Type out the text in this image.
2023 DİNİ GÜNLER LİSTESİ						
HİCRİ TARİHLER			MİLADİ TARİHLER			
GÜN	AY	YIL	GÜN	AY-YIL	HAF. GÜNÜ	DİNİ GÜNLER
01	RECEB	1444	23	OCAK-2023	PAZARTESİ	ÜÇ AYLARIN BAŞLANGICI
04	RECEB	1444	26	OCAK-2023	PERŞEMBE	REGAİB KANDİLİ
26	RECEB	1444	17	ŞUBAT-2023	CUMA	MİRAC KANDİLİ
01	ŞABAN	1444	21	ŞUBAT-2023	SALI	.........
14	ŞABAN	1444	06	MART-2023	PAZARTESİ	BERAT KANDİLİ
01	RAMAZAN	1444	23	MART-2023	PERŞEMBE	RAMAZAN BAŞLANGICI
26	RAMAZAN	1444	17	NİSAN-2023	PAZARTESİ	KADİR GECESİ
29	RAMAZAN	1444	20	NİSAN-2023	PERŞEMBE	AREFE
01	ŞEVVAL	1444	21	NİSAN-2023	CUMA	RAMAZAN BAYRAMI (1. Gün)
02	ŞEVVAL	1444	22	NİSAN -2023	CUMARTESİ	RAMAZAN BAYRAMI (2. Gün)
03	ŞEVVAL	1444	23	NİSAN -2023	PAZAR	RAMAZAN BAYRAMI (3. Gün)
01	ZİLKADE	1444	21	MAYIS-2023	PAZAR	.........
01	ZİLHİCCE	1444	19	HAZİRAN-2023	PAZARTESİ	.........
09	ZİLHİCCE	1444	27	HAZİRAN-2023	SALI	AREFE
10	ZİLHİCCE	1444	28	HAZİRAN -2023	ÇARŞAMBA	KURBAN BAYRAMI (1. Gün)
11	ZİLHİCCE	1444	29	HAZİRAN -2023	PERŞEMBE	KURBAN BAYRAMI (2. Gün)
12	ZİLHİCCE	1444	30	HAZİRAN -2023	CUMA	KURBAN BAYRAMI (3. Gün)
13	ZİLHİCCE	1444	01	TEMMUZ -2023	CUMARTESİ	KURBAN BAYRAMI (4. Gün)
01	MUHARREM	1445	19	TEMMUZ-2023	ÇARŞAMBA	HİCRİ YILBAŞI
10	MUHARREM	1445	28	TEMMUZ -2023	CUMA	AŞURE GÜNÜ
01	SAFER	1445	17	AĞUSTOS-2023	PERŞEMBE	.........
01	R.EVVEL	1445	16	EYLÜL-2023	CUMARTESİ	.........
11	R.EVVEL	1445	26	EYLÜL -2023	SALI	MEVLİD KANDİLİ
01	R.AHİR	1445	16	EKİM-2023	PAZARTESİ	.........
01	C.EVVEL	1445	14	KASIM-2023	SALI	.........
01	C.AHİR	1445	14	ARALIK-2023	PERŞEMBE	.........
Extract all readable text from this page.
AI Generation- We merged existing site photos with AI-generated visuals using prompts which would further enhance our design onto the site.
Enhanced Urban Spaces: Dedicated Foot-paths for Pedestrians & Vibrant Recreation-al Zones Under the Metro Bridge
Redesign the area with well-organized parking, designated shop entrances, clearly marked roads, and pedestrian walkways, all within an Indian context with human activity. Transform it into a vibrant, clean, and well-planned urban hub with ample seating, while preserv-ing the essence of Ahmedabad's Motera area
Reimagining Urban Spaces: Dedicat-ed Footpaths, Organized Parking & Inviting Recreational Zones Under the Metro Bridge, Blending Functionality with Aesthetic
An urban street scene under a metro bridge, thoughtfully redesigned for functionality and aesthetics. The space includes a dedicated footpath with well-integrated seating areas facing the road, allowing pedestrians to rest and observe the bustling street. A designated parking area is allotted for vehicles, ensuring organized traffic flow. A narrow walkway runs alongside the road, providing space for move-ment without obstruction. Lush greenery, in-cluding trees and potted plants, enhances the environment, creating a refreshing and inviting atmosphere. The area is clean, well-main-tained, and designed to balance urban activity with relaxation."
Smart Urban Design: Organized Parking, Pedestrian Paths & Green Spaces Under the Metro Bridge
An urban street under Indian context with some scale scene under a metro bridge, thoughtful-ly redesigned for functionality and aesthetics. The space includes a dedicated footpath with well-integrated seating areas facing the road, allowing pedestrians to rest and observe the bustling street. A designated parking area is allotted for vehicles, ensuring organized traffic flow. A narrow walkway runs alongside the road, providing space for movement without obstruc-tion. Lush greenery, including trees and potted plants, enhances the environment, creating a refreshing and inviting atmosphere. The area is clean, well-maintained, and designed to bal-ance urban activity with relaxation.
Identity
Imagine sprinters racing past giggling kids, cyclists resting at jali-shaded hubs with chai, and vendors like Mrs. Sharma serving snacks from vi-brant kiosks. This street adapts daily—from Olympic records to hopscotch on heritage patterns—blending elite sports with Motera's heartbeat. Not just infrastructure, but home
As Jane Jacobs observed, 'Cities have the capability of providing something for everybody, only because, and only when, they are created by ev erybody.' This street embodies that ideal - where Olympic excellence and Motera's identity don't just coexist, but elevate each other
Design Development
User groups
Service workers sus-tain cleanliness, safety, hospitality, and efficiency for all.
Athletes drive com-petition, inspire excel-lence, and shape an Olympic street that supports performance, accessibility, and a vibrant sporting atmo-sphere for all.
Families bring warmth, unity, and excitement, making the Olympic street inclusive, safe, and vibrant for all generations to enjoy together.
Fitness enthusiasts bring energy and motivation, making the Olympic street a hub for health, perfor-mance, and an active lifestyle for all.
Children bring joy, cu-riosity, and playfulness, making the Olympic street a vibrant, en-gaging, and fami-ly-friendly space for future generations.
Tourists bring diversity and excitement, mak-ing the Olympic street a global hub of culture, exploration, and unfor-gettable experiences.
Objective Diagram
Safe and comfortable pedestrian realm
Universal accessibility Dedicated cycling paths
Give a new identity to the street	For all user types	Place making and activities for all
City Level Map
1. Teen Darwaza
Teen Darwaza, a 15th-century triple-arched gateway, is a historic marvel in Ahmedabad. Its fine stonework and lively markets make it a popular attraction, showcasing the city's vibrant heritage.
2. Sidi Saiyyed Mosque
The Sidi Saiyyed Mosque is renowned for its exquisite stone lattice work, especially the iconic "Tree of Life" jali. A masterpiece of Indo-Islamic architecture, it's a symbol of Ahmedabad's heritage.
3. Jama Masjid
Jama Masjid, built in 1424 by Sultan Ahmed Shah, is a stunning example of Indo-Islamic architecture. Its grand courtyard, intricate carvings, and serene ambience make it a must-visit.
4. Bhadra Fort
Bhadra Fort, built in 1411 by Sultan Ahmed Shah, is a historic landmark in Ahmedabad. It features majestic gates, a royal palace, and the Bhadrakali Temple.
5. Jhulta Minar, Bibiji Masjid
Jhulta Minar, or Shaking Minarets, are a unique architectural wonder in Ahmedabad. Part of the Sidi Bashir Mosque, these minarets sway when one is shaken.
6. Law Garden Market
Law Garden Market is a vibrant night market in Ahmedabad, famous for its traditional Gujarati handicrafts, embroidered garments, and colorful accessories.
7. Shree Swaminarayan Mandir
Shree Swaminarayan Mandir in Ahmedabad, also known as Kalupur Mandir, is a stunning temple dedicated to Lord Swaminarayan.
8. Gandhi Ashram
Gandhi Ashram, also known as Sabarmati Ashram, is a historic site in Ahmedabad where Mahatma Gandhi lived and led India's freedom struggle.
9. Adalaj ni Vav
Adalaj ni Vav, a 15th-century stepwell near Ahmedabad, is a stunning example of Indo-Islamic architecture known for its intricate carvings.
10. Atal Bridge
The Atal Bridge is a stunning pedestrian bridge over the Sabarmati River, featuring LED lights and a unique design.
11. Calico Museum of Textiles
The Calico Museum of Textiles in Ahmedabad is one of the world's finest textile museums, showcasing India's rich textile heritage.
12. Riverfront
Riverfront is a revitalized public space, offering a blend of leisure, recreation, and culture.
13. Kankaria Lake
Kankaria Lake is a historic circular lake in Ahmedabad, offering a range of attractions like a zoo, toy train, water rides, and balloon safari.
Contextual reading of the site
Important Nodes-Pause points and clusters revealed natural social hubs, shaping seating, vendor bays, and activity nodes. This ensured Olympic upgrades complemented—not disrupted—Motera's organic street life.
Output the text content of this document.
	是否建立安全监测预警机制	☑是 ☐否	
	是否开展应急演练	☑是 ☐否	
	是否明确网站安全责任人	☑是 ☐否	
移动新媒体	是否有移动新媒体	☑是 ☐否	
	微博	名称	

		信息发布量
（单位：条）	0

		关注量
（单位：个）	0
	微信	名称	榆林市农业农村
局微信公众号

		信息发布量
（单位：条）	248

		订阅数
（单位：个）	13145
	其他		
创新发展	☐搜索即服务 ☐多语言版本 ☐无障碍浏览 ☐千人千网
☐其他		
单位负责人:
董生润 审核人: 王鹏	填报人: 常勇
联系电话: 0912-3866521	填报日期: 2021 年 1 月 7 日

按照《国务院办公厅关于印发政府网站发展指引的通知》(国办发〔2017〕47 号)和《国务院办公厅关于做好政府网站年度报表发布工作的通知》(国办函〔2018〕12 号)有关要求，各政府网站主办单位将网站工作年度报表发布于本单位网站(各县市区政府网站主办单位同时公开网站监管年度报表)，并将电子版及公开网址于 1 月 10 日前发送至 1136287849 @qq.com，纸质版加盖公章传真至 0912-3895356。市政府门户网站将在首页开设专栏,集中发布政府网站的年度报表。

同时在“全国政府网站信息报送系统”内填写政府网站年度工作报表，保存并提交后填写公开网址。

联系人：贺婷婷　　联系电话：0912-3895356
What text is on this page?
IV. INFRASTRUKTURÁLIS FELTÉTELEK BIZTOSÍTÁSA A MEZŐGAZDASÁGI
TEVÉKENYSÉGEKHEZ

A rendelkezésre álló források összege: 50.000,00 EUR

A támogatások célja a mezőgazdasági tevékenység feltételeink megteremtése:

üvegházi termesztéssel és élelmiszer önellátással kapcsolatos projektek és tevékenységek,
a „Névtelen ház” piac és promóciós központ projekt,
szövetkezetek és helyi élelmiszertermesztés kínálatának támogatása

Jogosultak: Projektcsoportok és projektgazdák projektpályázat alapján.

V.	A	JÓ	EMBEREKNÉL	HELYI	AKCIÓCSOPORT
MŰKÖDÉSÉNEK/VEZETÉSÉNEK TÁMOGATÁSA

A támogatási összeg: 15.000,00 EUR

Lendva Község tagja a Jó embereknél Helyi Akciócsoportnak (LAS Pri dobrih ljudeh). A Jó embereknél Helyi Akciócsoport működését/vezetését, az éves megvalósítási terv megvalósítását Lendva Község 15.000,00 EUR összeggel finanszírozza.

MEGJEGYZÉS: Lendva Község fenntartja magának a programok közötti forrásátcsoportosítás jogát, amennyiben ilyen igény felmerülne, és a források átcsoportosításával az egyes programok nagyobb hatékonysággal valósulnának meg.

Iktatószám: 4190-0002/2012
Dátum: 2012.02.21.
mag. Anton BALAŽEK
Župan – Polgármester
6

Problem requirements: Select and copy each line from the data that includes the word "unique".

Task response:
Jhulta Minar, or Shaking Minarets, are a unique architectural wonder in Ahmedabad. Part of the Sidi Bashir Mosque, these minarets sway when one is shaken.
The Atal Bridge is a stunning pedestrian bridge over the Sabarmati River, featuring LED lights and a unique design.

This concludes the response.